— BEGIN Source data —

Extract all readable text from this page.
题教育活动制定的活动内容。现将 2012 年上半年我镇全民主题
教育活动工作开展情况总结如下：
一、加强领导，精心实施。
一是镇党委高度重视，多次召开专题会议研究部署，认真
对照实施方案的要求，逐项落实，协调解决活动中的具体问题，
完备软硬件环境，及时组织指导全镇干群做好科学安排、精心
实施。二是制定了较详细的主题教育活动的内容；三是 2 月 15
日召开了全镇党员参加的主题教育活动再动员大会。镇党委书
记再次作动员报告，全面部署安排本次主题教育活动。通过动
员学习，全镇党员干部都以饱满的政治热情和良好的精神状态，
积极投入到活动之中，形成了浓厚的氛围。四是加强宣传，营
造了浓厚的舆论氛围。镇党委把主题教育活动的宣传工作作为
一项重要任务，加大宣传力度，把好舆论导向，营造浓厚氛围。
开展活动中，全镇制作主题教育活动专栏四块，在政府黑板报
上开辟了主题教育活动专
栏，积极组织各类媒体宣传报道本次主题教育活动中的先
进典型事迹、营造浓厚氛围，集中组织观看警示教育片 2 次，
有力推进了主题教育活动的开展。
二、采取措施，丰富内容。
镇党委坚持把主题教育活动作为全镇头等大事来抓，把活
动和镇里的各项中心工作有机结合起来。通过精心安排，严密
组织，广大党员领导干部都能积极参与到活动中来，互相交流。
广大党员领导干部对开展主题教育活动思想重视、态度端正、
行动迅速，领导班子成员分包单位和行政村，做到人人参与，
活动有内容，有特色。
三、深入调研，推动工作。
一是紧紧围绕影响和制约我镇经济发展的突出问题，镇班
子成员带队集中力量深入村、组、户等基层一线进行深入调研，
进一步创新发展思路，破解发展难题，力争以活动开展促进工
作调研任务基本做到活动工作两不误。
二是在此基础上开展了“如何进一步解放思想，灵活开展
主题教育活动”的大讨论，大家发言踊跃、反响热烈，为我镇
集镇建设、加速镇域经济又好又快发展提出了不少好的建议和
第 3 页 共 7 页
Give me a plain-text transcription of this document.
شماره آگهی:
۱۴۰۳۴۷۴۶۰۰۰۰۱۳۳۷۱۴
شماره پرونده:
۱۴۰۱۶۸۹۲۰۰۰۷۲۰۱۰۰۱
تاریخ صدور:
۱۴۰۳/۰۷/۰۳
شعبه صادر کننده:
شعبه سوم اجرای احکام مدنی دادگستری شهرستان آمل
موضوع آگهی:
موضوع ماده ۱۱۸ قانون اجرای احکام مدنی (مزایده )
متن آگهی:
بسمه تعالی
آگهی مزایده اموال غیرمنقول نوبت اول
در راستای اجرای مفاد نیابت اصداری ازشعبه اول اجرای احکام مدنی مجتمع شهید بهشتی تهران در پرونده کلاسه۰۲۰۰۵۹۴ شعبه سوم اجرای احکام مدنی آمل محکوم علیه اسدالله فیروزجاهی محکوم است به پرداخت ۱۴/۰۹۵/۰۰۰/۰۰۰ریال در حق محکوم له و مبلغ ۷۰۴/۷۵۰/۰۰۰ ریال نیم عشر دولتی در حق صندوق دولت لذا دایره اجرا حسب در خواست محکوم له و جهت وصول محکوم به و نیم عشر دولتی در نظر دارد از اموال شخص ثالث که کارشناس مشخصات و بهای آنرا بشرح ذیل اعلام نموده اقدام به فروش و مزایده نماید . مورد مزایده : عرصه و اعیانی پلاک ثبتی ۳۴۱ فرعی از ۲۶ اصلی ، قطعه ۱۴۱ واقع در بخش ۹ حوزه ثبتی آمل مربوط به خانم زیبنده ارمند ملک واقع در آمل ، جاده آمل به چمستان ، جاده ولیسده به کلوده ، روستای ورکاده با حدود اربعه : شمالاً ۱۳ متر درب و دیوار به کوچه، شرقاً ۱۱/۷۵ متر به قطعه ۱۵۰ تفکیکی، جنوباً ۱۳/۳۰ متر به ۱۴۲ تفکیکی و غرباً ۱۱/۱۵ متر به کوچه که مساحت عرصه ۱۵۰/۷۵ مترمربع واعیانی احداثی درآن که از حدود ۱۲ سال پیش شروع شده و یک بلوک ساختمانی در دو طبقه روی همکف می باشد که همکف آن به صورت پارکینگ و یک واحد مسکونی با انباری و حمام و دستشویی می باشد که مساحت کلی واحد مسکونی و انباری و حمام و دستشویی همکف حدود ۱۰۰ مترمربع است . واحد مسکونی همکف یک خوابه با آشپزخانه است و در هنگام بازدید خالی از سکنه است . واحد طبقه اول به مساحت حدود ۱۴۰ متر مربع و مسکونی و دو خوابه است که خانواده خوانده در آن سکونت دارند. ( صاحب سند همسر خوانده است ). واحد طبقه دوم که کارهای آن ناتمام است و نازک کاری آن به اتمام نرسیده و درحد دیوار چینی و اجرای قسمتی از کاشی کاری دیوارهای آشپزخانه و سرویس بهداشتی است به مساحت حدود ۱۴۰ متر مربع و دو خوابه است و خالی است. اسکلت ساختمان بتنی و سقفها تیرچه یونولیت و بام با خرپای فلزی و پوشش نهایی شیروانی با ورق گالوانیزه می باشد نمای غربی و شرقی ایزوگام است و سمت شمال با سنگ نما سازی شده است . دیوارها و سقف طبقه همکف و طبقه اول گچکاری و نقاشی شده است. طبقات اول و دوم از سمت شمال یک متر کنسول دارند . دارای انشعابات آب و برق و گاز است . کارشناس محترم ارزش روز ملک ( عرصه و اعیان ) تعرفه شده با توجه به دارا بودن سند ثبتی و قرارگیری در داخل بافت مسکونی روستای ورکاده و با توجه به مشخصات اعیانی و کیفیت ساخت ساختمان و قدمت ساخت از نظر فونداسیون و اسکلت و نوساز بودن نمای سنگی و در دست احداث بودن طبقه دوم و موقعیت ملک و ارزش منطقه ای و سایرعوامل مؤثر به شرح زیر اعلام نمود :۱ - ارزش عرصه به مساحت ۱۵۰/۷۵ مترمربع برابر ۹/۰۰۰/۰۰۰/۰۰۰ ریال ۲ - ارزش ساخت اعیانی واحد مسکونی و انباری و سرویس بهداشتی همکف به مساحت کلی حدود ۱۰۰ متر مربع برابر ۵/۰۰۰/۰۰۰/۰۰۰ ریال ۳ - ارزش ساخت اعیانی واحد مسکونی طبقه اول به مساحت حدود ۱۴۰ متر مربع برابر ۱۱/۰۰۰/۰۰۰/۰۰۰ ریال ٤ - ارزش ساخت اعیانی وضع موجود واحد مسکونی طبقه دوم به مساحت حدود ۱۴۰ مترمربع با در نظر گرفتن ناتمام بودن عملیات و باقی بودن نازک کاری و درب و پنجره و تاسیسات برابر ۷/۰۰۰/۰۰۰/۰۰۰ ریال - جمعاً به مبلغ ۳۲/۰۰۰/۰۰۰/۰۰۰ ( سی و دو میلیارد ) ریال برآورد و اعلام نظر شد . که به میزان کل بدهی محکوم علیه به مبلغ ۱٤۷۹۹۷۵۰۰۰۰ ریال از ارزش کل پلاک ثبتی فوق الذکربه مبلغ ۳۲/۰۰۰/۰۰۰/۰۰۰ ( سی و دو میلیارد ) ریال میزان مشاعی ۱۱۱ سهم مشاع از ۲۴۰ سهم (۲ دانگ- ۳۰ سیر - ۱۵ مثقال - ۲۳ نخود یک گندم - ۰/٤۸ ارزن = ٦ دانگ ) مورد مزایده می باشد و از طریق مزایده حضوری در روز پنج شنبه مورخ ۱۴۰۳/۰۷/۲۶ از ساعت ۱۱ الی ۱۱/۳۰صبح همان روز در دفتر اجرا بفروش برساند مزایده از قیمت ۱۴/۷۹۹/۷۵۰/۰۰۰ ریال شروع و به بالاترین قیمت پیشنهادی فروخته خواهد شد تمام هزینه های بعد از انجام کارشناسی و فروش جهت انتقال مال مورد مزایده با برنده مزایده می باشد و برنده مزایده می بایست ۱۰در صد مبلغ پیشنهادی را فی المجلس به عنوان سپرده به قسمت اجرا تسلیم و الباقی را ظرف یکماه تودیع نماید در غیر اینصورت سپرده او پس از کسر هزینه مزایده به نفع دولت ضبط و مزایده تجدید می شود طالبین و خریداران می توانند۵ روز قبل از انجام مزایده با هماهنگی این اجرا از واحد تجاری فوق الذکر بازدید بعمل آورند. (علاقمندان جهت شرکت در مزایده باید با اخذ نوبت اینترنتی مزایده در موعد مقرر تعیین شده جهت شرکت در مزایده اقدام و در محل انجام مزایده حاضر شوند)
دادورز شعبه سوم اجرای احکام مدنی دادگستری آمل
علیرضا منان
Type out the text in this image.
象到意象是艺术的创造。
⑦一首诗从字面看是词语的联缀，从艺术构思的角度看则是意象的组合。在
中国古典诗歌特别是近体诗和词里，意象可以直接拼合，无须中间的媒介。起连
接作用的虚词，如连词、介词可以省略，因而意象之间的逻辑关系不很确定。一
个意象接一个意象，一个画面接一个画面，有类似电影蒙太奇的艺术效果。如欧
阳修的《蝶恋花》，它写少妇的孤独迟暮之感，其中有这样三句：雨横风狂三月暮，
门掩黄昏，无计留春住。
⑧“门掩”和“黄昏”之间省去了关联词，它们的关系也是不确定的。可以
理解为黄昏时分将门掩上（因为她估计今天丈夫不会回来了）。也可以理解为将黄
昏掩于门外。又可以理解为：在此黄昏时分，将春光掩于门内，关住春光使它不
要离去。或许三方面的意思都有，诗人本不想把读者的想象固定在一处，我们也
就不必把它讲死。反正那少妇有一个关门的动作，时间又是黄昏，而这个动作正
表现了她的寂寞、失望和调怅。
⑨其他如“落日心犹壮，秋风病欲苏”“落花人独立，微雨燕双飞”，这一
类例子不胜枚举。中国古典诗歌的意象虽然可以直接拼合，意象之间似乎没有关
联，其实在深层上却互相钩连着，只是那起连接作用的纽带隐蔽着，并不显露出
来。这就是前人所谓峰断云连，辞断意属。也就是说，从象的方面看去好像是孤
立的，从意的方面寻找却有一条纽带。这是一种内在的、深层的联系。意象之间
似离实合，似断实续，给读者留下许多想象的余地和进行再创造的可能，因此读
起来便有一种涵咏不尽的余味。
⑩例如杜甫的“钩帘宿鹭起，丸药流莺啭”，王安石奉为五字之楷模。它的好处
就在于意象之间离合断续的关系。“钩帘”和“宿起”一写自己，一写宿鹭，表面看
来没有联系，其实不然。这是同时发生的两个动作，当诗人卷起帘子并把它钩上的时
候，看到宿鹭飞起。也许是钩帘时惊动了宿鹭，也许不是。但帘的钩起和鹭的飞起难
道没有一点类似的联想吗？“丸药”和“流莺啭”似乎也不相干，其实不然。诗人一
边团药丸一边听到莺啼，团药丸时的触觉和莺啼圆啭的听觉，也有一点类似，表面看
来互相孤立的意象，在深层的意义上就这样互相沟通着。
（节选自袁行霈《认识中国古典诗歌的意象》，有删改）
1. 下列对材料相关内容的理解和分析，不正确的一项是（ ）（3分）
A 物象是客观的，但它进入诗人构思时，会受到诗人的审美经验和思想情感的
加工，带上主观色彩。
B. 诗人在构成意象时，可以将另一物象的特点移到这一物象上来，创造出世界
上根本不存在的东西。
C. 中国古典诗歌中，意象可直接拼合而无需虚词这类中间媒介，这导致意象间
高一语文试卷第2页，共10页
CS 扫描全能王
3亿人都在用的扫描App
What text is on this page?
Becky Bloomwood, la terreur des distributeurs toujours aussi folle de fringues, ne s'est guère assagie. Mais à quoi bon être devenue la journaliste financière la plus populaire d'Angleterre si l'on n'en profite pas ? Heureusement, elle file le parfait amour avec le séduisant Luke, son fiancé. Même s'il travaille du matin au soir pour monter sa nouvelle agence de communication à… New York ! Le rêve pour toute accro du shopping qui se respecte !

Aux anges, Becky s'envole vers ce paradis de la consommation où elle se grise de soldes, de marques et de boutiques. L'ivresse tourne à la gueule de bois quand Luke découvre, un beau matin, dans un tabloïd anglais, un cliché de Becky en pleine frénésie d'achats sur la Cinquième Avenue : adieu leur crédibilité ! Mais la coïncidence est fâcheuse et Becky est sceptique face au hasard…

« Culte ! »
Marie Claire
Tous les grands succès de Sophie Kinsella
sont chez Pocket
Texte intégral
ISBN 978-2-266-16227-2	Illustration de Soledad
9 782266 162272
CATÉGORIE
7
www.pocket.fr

— END Source data —

* Work to do *
What is the number of lines in the records that contain the word "this"? Answer with the number and nothing else.

* Solved problem *
4